### GIVEN PROBLEM
Without the images, output each record below as it stands.

### MATERIAL FOR THE TASK
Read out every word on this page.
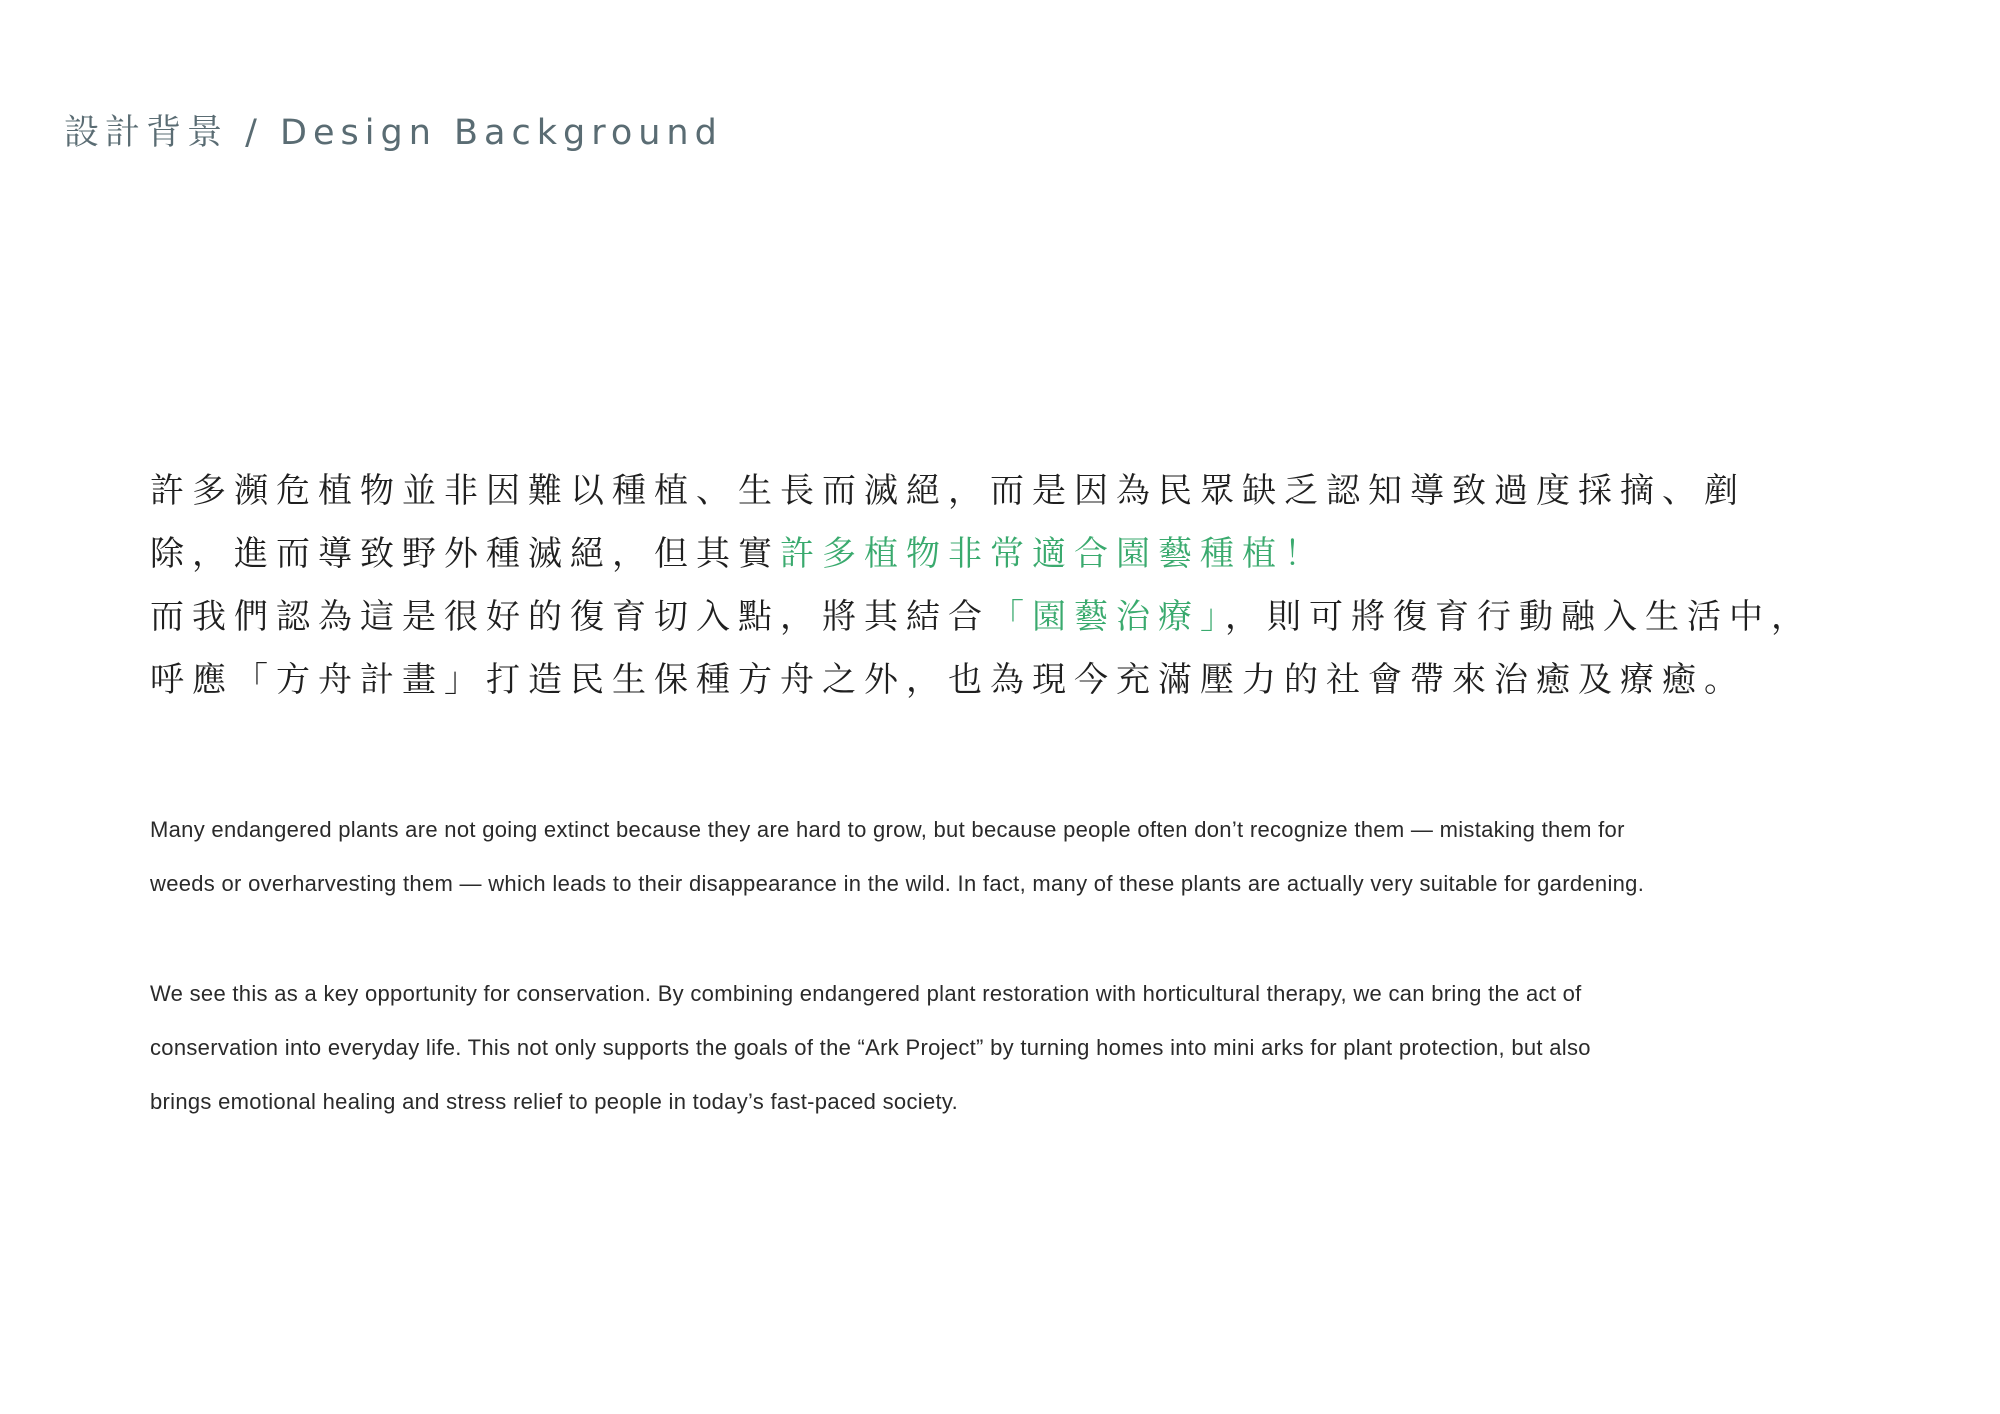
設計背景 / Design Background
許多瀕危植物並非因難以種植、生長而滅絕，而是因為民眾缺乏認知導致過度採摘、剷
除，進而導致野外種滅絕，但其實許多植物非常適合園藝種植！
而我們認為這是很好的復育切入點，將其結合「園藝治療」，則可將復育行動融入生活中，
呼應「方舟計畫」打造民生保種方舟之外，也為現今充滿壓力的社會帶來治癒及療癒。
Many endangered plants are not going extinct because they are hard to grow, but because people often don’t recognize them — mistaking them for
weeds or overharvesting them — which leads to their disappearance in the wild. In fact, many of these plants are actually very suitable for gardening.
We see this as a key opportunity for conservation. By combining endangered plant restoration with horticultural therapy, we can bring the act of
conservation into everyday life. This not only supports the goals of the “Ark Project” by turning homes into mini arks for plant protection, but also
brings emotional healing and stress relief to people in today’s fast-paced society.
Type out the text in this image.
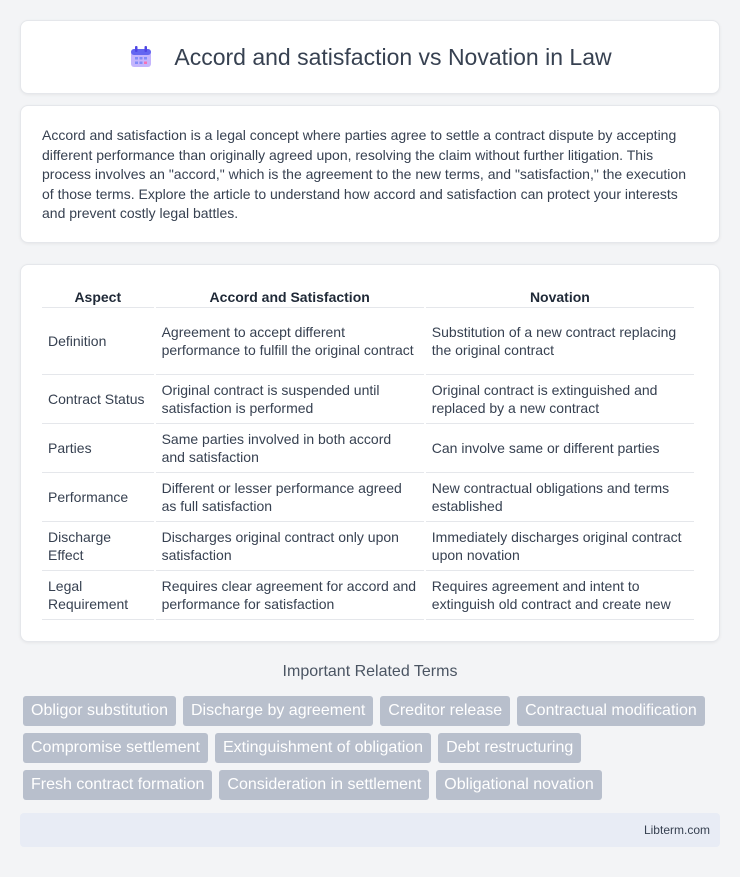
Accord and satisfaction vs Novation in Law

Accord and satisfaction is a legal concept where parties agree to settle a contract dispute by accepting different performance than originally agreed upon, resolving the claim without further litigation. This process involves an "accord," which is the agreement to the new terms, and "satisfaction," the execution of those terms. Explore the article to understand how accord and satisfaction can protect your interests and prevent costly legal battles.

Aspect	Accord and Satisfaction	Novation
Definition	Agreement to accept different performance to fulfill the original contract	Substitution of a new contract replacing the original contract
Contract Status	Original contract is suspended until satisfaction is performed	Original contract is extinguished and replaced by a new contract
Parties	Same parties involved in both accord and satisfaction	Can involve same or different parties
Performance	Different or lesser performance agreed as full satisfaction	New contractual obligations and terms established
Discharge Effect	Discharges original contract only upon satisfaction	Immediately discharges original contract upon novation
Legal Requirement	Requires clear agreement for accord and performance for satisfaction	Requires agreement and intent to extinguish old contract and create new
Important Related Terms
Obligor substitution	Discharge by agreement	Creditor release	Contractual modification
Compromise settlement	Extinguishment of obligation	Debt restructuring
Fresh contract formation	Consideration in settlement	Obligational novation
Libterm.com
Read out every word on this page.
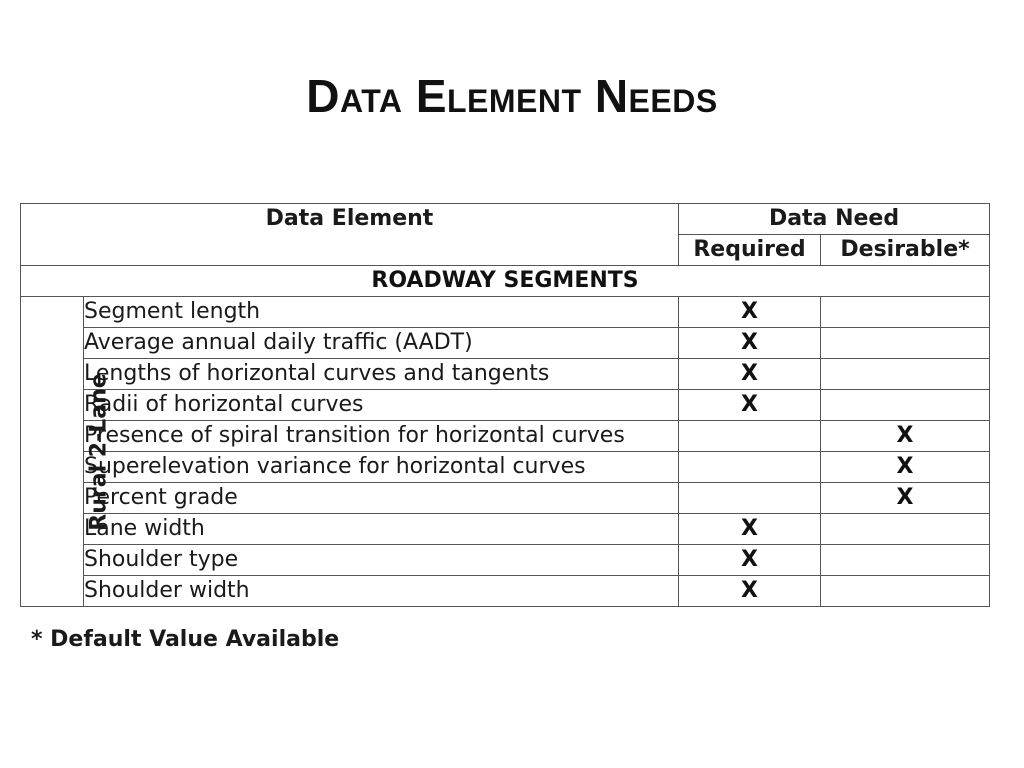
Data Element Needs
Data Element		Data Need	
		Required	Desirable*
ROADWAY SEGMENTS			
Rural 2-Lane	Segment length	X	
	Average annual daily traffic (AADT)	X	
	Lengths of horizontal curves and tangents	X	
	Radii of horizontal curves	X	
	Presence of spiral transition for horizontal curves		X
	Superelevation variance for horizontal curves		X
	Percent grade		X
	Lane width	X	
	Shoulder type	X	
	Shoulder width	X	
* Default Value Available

### REPLY TO THE TASK
Read out every word on this page.
設計背景 / Design Background
許多瀕危植物並非因難以種植、生長而滅絕，而是因為民眾缺乏認知導致過度採摘、剷
除，進而導致野外種滅絕，但其實許多植物非常適合園藝種植！
而我們認為這是很好的復育切入點，將其結合「園藝治療」，則可將復育行動融入生活中，
呼應「方舟計畫」打造民生保種方舟之外，也為現今充滿壓力的社會帶來治癒及療癒。
Many endangered plants are not going extinct because they are hard to grow, but because people often don’t recognize them — mistaking them for
weeds or overharvesting them — which leads to their disappearance in the wild. In fact, many of these plants are actually very suitable for gardening.
We see this as a key opportunity for conservation. By combining endangered plant restoration with horticultural therapy, we can bring the act of
conservation into everyday life. This not only supports the goals of the “Ark Project” by turning homes into mini arks for plant protection, but also
brings emotional healing and stress relief to people in today’s fast-paced society.
Type out the text in this image.
Accord and satisfaction vs Novation in Law

Accord and satisfaction is a legal concept where parties agree to settle a contract dispute by accepting different performance than originally agreed upon, resolving the claim without further litigation. This process involves an "accord," which is the agreement to the new terms, and "satisfaction," the execution of those terms. Explore the article to understand how accord and satisfaction can protect your interests and prevent costly legal battles.

Aspect	Accord and Satisfaction	Novation
Definition	Agreement to accept different performance to fulfill the original contract	Substitution of a new contract replacing the original contract
Contract Status	Original contract is suspended until satisfaction is performed	Original contract is extinguished and replaced by a new contract
Parties	Same parties involved in both accord and satisfaction	Can involve same or different parties
Performance	Different or lesser performance agreed as full satisfaction	New contractual obligations and terms established
Discharge Effect	Discharges original contract only upon satisfaction	Immediately discharges original contract upon novation
Legal Requirement	Requires clear agreement for accord and performance for satisfaction	Requires agreement and intent to extinguish old contract and create new
Important Related Terms
Obligor substitution	Discharge by agreement	Creditor release	Contractual modification
Compromise settlement	Extinguishment of obligation	Debt restructuring
Fresh contract formation	Consideration in settlement	Obligational novation
Libterm.com
Read out every word on this page.
Data Element Needs
Data Element		Data Need	
		Required	Desirable*
ROADWAY SEGMENTS			
Rural 2-Lane	Segment length	X	
	Average annual daily traffic (AADT)	X	
	Lengths of horizontal curves and tangents	X	
	Radii of horizontal curves	X	
	Presence of spiral transition for horizontal curves		X
	Superelevation variance for horizontal curves		X
	Percent grade		X
	Lane width	X	
	Shoulder type	X	
	Shoulder width	X	
* Default Value Available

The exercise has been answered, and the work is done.